*Prompt*: Read the lines below. Copy out any that hold the string "type".

Excerpt from a dataset:

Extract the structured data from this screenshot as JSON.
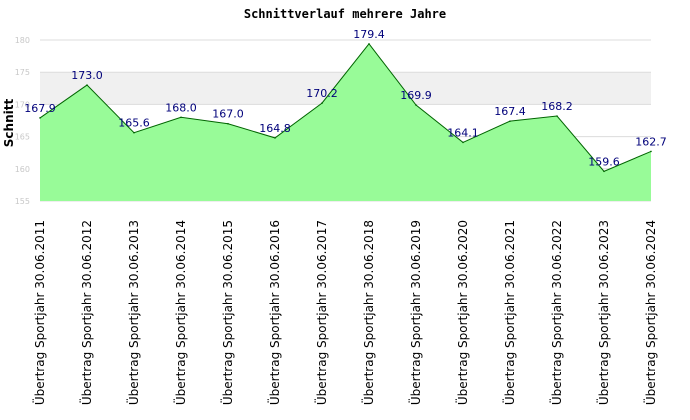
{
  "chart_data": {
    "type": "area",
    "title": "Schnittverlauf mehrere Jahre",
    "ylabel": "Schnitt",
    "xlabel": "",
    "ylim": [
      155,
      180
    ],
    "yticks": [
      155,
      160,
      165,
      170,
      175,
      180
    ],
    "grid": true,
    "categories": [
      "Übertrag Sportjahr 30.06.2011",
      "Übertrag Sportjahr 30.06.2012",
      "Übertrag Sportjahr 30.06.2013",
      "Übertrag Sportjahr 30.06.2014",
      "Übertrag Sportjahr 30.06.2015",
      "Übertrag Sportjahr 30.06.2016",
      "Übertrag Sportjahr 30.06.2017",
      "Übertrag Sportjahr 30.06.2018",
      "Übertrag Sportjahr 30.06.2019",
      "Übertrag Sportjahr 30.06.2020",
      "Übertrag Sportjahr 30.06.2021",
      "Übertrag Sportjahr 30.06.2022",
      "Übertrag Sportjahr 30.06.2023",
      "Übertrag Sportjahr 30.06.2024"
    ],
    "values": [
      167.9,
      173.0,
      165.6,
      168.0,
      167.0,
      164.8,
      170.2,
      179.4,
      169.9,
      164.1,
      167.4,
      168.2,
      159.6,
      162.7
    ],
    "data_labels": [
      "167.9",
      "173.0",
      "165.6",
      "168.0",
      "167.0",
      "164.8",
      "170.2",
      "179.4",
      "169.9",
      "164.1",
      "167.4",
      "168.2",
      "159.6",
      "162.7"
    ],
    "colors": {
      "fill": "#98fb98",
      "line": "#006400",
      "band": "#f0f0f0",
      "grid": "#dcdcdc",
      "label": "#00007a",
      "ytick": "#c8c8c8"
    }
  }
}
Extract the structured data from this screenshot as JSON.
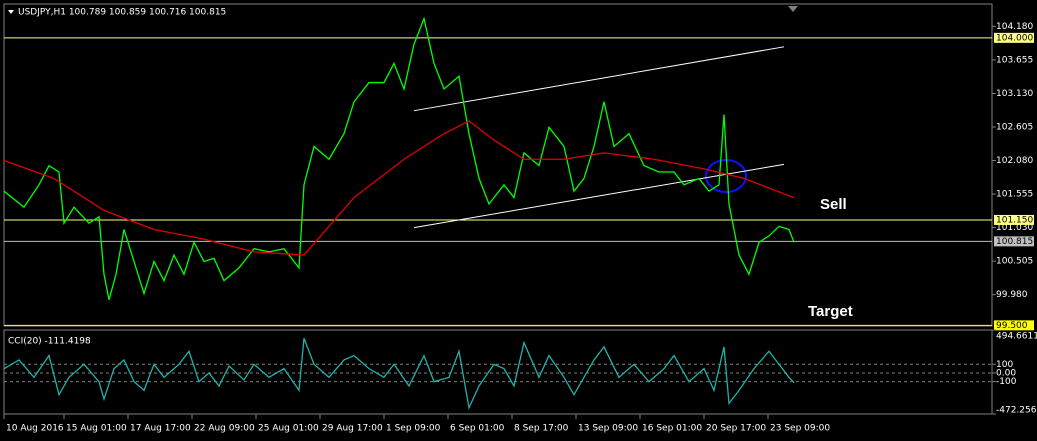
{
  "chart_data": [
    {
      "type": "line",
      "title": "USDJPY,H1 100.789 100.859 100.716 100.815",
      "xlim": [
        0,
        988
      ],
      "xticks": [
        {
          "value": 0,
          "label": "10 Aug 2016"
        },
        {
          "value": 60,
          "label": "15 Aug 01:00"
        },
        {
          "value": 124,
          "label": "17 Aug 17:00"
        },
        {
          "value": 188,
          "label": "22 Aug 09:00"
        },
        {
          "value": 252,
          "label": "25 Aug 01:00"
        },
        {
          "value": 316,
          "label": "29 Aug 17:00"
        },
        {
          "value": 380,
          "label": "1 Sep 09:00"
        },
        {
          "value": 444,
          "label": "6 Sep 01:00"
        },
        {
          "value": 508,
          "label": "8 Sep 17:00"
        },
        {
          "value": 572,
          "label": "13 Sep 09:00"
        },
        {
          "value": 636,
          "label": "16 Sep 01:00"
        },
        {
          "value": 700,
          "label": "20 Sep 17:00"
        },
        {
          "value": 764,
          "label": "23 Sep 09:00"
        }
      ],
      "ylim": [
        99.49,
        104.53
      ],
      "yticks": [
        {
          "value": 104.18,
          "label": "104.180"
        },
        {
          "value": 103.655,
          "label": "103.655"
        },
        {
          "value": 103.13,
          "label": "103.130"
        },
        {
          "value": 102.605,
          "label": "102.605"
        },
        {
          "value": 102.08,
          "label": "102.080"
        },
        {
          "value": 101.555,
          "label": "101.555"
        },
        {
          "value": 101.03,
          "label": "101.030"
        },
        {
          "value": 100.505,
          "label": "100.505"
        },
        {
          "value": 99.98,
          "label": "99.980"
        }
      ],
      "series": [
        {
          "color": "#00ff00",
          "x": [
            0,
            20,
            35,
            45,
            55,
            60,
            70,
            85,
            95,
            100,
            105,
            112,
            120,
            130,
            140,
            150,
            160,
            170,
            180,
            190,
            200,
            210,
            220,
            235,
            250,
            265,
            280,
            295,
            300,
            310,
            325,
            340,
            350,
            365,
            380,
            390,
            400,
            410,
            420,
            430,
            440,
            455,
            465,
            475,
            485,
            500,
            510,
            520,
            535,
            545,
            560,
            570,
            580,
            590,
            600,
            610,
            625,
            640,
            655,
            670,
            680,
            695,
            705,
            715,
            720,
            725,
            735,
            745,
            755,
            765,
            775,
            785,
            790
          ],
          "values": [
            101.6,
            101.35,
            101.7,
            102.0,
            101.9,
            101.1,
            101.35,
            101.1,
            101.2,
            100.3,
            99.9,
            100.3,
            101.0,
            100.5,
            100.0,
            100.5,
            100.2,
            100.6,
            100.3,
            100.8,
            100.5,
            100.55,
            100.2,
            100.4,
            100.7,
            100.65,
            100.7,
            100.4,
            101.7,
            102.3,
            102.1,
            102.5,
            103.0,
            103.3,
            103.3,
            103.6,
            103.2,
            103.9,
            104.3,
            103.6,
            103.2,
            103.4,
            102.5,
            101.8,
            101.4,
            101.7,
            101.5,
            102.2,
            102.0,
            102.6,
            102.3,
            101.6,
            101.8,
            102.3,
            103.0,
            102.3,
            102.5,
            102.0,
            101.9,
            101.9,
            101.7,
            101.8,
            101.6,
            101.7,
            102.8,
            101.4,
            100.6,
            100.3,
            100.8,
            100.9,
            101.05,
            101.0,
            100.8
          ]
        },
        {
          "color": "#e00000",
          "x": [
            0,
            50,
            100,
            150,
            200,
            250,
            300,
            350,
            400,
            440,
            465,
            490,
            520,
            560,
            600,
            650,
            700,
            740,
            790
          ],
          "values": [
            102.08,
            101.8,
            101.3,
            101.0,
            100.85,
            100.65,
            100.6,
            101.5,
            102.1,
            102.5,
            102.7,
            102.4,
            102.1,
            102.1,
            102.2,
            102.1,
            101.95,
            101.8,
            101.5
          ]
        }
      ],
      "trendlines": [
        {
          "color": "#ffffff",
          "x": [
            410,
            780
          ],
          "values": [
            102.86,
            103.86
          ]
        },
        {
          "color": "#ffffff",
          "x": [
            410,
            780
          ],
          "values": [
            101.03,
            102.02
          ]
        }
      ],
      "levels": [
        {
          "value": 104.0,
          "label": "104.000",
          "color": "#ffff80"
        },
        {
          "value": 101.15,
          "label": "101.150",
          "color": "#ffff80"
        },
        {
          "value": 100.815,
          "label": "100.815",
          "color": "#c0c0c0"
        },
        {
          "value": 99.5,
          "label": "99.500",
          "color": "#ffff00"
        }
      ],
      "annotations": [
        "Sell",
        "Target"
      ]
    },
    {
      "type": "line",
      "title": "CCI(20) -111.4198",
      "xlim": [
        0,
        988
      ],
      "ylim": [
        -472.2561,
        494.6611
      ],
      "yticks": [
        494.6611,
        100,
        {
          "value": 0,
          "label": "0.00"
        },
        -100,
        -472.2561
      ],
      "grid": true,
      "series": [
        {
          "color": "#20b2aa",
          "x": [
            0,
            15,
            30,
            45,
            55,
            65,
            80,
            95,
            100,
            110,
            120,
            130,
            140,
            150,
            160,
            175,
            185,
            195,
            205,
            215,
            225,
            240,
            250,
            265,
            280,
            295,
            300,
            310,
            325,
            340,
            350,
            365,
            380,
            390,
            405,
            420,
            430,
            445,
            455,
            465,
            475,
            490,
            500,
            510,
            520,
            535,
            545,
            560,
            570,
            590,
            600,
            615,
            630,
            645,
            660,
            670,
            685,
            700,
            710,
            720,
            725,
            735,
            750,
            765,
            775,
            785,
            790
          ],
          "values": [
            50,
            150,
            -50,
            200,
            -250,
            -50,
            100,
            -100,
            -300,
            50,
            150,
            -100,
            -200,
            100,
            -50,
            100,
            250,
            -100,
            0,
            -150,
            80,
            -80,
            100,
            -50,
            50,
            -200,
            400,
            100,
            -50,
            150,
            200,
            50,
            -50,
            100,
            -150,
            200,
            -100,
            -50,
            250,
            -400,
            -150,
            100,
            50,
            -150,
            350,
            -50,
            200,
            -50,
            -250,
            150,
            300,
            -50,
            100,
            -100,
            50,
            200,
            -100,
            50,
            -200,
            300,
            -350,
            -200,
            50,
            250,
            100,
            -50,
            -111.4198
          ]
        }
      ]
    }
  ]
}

...

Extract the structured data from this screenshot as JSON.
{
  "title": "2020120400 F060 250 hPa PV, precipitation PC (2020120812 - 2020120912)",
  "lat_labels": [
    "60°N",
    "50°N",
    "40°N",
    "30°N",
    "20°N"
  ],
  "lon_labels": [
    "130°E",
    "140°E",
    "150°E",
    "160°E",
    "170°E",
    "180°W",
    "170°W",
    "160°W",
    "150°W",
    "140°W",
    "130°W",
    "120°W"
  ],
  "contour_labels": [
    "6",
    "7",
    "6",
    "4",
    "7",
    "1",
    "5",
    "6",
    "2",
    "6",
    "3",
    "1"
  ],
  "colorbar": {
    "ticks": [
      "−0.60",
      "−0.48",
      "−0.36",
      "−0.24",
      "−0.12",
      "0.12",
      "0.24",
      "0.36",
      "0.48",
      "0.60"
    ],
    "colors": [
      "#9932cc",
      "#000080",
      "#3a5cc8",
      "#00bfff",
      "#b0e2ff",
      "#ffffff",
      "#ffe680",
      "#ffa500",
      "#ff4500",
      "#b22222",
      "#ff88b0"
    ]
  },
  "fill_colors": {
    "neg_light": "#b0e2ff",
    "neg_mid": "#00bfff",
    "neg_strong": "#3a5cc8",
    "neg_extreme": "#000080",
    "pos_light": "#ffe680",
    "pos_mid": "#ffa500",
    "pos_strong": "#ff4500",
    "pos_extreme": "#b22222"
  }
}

--

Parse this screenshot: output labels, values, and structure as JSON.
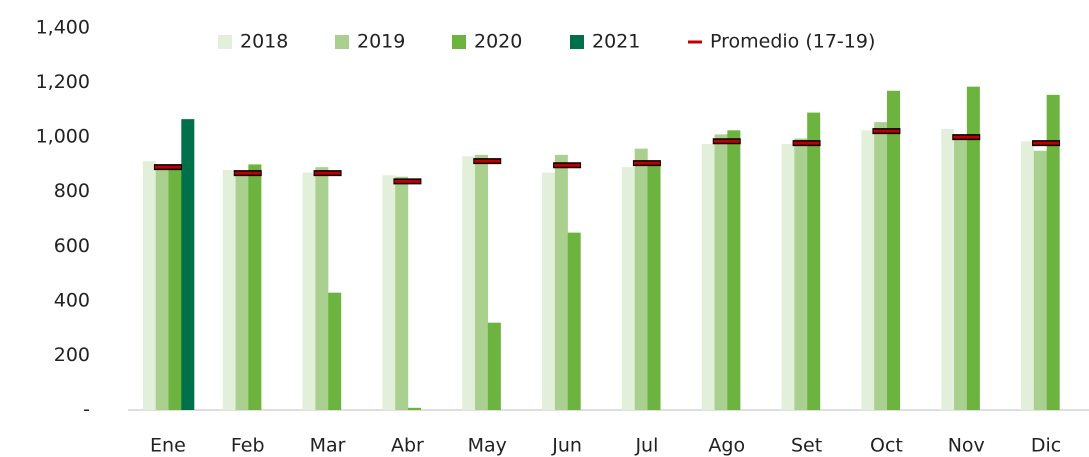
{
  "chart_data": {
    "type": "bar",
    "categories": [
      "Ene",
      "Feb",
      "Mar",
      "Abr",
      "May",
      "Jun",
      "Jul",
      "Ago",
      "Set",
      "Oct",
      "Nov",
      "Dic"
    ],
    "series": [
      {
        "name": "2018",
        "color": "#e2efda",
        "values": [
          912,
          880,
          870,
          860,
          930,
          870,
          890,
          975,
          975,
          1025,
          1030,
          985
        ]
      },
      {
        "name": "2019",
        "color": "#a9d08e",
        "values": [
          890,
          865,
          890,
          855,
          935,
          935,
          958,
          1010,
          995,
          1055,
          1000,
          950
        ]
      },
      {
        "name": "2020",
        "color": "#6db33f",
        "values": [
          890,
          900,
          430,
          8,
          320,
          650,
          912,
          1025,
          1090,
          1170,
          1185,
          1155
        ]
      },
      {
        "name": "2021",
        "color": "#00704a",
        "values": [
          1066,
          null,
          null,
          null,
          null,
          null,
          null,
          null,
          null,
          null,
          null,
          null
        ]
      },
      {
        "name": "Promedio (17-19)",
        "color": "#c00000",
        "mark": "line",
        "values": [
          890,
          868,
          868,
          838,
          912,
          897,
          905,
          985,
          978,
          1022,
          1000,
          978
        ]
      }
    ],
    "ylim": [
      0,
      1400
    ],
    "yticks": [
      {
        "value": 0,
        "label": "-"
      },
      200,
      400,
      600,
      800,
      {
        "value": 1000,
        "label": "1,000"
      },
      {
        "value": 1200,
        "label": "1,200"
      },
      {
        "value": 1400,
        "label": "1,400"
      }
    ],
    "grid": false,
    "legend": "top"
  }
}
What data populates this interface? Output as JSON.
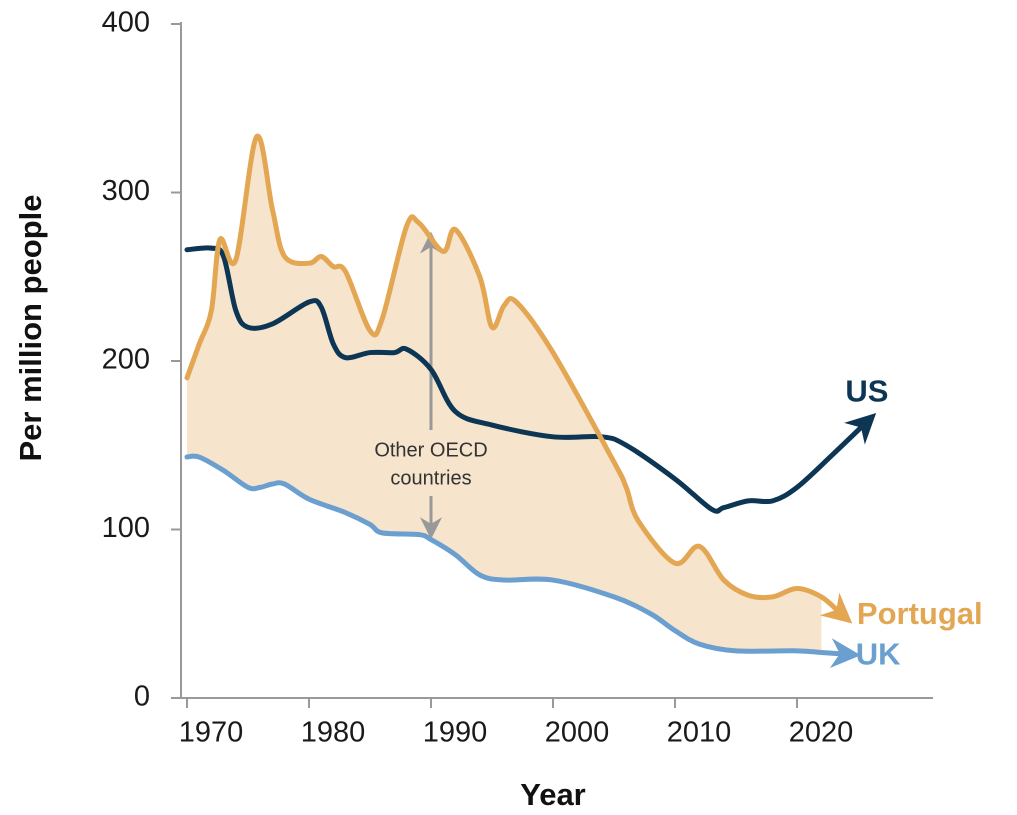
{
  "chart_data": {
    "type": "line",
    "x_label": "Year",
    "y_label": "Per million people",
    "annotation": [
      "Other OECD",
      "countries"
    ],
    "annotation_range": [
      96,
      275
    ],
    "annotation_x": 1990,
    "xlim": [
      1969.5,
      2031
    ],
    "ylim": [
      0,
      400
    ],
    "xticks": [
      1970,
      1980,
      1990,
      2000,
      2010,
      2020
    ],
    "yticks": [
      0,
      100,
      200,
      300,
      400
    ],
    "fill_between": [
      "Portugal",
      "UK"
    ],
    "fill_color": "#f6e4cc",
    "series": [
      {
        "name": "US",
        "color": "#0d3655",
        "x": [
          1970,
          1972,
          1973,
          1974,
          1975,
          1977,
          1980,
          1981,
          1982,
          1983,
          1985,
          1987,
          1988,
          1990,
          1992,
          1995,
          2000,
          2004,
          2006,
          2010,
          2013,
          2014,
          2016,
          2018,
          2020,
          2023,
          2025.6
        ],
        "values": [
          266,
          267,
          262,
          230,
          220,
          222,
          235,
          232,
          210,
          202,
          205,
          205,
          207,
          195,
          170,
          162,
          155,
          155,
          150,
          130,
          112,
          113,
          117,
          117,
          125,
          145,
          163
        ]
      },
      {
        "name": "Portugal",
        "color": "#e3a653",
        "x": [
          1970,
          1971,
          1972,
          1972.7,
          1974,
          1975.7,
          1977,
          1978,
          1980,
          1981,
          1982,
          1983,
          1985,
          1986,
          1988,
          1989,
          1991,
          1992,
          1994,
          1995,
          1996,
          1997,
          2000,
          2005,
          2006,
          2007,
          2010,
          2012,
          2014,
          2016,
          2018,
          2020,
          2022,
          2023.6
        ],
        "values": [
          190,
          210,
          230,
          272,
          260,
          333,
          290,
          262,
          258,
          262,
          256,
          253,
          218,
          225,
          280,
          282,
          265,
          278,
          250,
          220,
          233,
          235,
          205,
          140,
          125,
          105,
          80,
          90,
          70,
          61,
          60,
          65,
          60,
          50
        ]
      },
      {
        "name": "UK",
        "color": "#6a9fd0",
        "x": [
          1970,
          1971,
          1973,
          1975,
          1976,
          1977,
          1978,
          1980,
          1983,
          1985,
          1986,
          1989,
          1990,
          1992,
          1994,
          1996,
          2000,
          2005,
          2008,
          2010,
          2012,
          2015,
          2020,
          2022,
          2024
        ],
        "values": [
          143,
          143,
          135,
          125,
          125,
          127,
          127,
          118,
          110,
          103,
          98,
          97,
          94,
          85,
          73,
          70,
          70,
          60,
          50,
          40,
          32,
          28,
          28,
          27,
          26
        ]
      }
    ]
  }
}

*Response to this exercise*:
    "type": "area",
      "type": "line",
      "type": "line",
    "type": "bar",
    "type": "line",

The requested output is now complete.